— BEGIN —
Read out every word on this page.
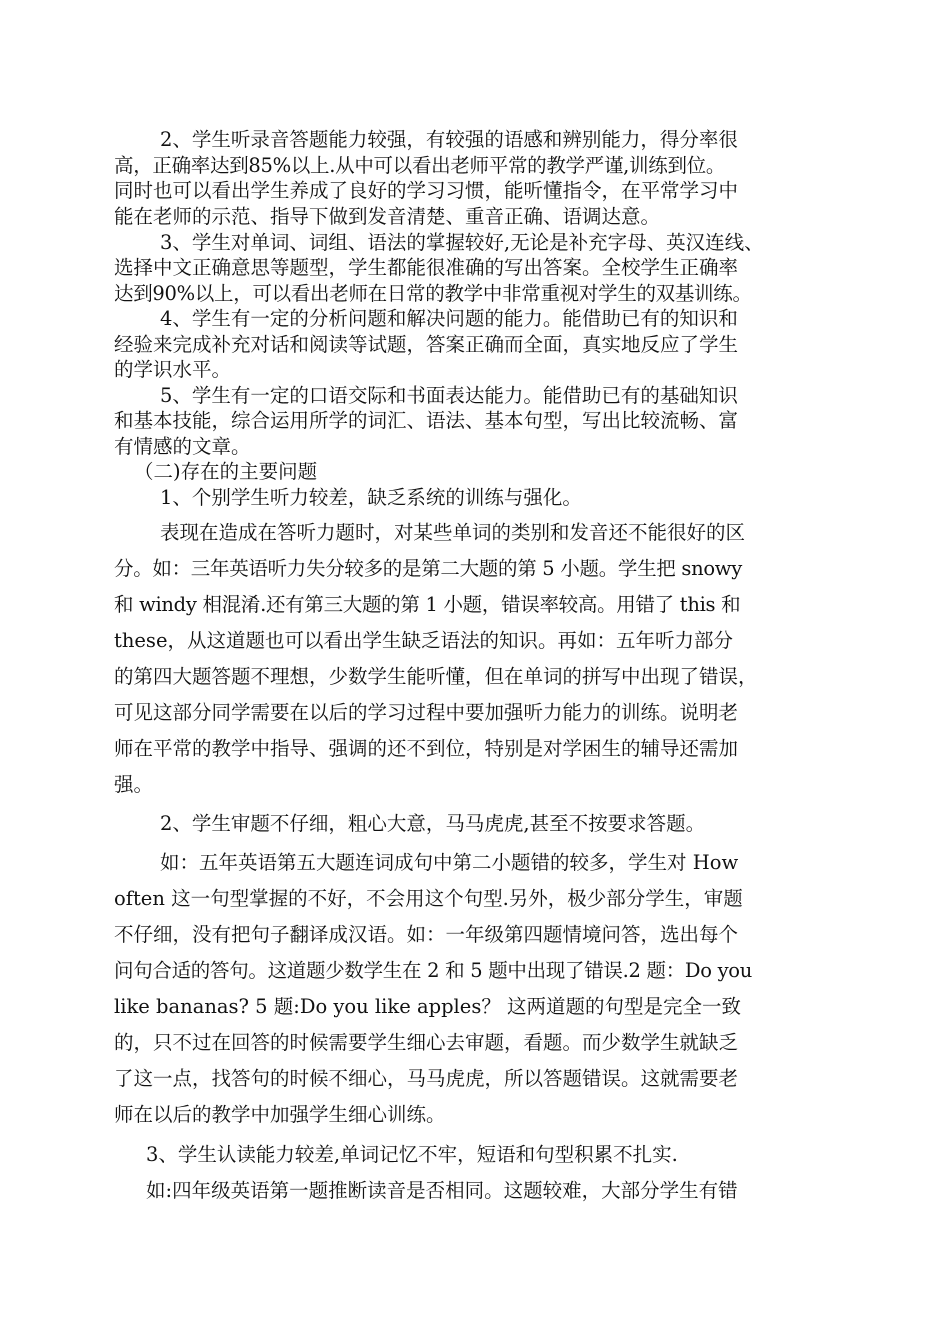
2、学生听录音答题能力较强，有较强的语感和辨别能力，得分率很
高，正确率达到85%以上.从中可以看出老师平常的教学严谨,训练到位。
同时也可以看出学生养成了良好的学习习惯，能听懂指令，在平常学习中
能在老师的示范、指导下做到发音清楚、重音正确、语调达意。
3、学生对单词、词组、语法的掌握较好,无论是补充字母、英汉连线、
选择中文正确意思等题型，学生都能很准确的写出答案。全校学生正确率
达到90%以上，可以看出老师在日常的教学中非常重视对学生的双基训练。
4、学生有一定的分析问题和解决问题的能力。能借助已有的知识和
经验来完成补充对话和阅读等试题，答案正确而全面，真实地反应了学生
的学识水平。
5、学生有一定的口语交际和书面表达能力。能借助已有的基础知识
和基本技能，综合运用所学的词汇、语法、基本句型，写出比较流畅、富
有情感的文章。
（二)存在的主要问题
1、个别学生听力较差，缺乏系统的训练与强化。
表现在造成在答听力题时，对某些单词的类别和发音还不能很好的区
分。如：三年英语听力失分较多的是第二大题的第 5 小题。学生把 snowy
和 windy 相混淆.还有第三大题的第 1 小题，错误率较高。用错了 this 和
these，从这道题也可以看出学生缺乏语法的知识。再如：五年听力部分
的第四大题答题不理想，少数学生能听懂，但在单词的拼写中出现了错误，
可见这部分同学需要在以后的学习过程中要加强听力能力的训练。说明老
师在平常的教学中指导、强调的还不到位，特别是对学困生的辅导还需加
强。
2、学生审题不仔细，粗心大意，马马虎虎,甚至不按要求答题。
如：五年英语第五大题连词成句中第二小题错的较多，学生对 How
often 这一句型掌握的不好，不会用这个句型.另外，极少部分学生，审题
不仔细，没有把句子翻译成汉语。如：一年级第四题情境问答，选出每个
问句合适的答句。这道题少数学生在 2 和 5 题中出现了错误.2 题：Do you
like bananas? 5 题:Do you like apples？ 这两道题的句型是完全一致
的，只不过在回答的时候需要学生细心去审题，看题。而少数学生就缺乏
了这一点，找答句的时候不细心，马马虎虎，所以答题错误。这就需要老
师在以后的教学中加强学生细心训练。
3、学生认读能力较差,单词记忆不牢，短语和句型积累不扎实.
如:四年级英语第一题推断读音是否相同。这题较难，大部分学生有错
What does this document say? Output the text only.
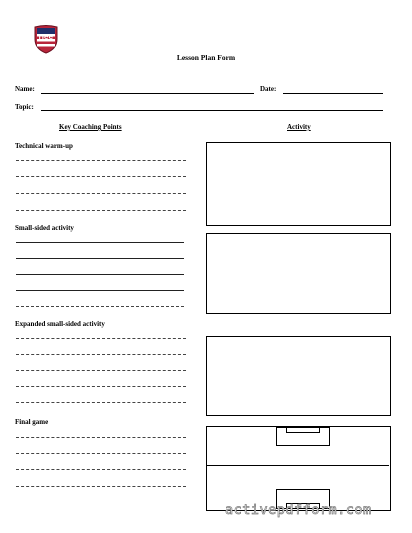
USS
Lesson Plan Form
Name:	Date:
Topic:
Key Coaching Points	Activity
Technical warm-up
Small-sided activity
Expanded small-sided activity
Final game
activepdfform.com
— END —
▸ **INSTRUCTIONS TO FOLLOW**:
Where a line of the records above holds the word "马马虎虎", copy that line.

▸ **SOLUTION TO THIS TASK**:
2、学生审题不仔细，粗心大意，马马虎虎,甚至不按要求答题。
了这一点，找答句的时候不细心，马马虎虎，所以答题错误。这就需要老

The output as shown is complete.